→ **Required task**
Copy every line of the data that contains the string "parafusos".

Data items

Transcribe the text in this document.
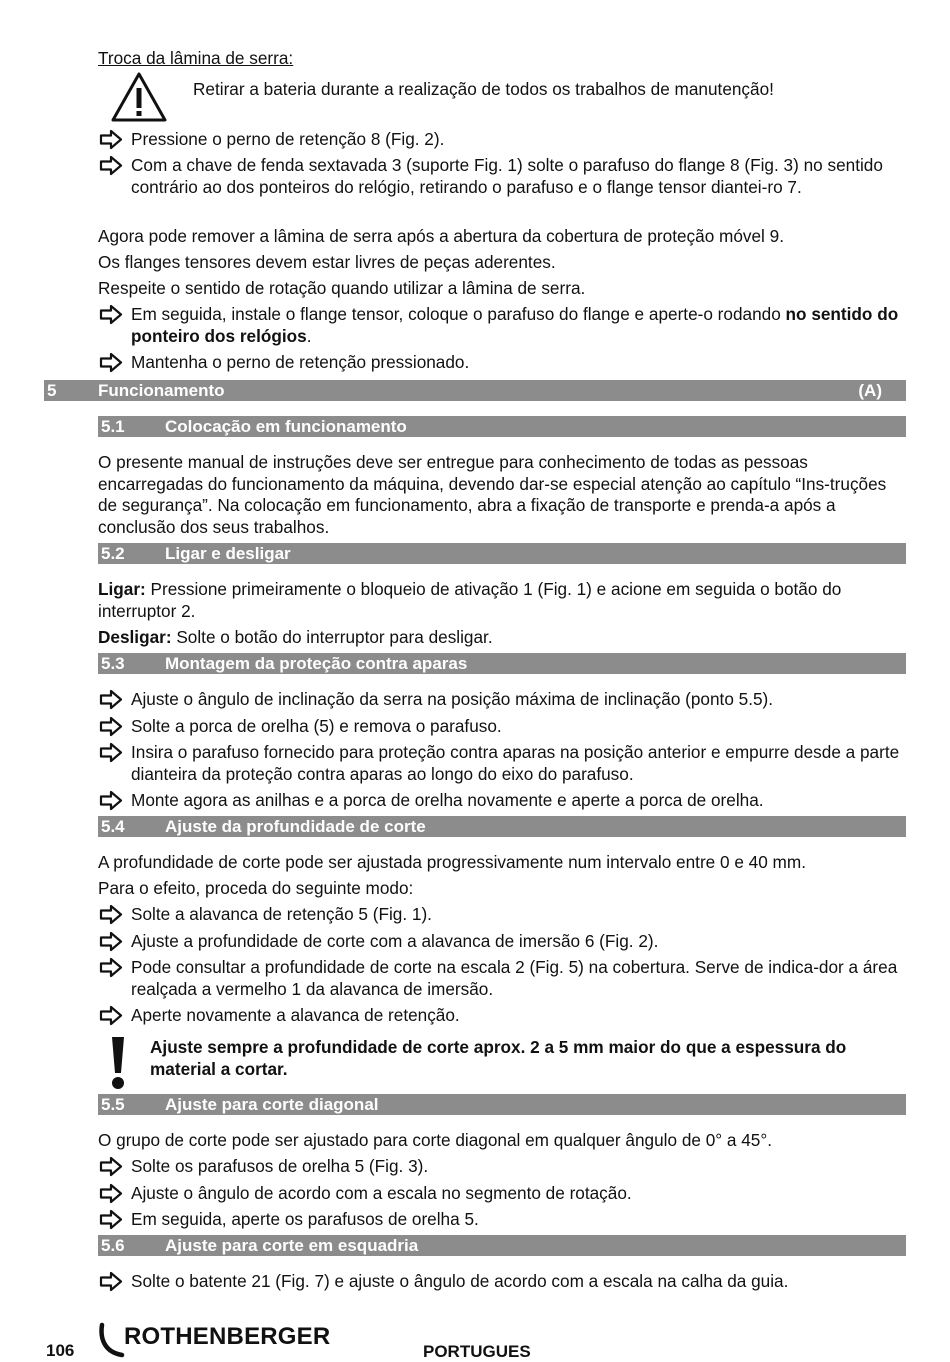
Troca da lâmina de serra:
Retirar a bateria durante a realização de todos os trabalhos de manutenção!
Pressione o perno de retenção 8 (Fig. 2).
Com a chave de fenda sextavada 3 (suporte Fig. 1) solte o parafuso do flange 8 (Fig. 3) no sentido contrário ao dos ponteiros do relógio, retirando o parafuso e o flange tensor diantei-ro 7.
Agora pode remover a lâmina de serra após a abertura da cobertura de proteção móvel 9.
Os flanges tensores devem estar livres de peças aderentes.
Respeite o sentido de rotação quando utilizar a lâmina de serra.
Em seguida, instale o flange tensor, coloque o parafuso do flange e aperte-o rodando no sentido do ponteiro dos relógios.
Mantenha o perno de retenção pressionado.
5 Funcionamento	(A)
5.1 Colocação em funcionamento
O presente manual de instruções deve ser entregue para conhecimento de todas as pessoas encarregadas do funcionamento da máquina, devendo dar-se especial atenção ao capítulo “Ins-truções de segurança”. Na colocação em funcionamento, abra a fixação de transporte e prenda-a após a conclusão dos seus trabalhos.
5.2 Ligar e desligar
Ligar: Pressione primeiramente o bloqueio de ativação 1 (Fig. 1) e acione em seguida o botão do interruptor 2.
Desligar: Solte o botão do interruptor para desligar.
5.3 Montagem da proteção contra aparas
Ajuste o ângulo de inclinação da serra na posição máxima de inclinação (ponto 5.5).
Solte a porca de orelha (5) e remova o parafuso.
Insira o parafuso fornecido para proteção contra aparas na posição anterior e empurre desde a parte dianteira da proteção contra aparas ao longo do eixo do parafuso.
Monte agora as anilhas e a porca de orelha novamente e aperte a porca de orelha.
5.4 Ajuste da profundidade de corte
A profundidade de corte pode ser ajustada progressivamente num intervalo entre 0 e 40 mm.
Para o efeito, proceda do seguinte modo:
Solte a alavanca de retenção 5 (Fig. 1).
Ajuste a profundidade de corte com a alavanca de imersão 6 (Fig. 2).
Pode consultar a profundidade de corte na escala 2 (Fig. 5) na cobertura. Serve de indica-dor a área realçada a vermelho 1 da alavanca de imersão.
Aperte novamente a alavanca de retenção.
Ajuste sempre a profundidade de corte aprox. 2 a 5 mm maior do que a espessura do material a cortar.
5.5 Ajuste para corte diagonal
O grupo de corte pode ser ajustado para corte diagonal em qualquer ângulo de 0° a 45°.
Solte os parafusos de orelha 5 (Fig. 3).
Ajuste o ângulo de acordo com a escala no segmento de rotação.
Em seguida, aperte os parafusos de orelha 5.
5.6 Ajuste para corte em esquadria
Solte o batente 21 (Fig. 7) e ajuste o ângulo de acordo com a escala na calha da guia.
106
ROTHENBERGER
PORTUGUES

==

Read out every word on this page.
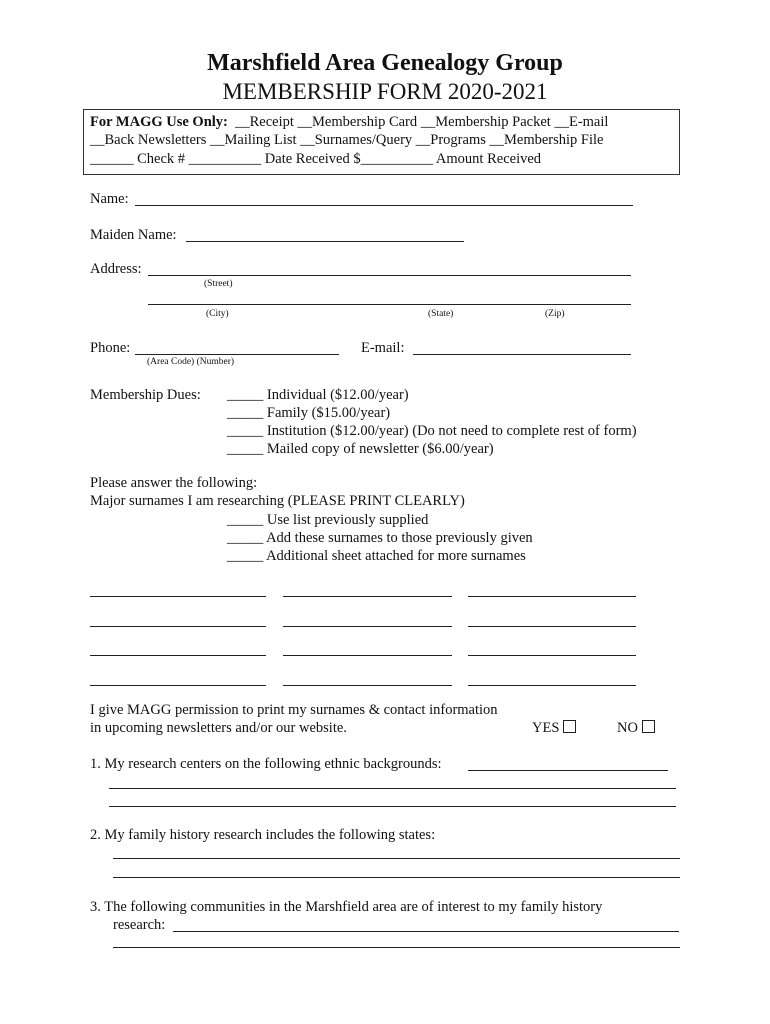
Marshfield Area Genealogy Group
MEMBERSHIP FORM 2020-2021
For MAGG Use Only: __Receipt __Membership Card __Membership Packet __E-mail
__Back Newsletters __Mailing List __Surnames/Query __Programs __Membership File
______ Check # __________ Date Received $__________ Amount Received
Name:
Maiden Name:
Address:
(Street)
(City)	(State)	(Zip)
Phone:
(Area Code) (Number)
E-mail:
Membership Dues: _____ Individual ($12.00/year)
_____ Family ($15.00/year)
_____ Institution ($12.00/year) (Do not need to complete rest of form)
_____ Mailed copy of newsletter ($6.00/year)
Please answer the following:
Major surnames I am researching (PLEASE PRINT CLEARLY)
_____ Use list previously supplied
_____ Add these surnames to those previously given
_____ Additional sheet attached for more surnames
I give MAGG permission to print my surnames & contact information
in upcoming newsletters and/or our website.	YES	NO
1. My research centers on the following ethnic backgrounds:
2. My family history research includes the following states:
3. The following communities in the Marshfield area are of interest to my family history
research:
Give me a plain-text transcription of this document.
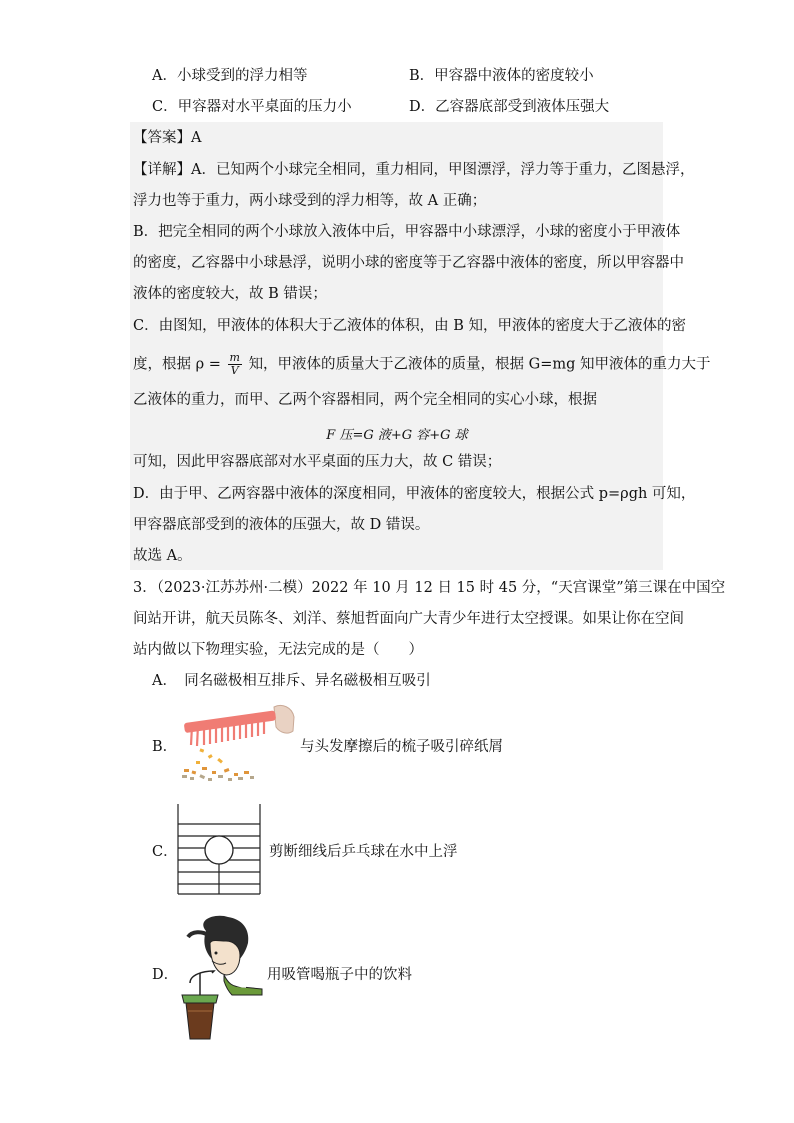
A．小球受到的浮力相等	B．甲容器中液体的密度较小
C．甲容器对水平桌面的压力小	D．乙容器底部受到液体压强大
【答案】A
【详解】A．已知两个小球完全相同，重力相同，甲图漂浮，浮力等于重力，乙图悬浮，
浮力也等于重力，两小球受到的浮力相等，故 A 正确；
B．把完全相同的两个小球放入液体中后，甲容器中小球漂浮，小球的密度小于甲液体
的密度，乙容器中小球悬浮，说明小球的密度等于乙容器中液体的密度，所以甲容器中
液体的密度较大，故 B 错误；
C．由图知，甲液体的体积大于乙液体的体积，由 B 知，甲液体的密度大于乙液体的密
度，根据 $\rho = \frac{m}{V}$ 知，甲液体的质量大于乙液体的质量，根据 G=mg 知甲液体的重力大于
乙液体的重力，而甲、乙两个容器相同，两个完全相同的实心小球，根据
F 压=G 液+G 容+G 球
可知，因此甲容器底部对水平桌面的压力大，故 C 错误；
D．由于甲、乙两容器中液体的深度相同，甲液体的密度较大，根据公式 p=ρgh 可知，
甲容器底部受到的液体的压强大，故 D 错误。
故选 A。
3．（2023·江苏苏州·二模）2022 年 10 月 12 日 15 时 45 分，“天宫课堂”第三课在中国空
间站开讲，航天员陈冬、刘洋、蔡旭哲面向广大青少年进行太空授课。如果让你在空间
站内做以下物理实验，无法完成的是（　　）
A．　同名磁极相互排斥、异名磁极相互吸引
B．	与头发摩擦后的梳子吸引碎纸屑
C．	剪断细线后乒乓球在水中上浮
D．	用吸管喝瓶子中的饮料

→ **Task result**
Solte os parafusos de orelha 5 (Fig. 3).
Em seguida, aperte os parafusos de orelha 5.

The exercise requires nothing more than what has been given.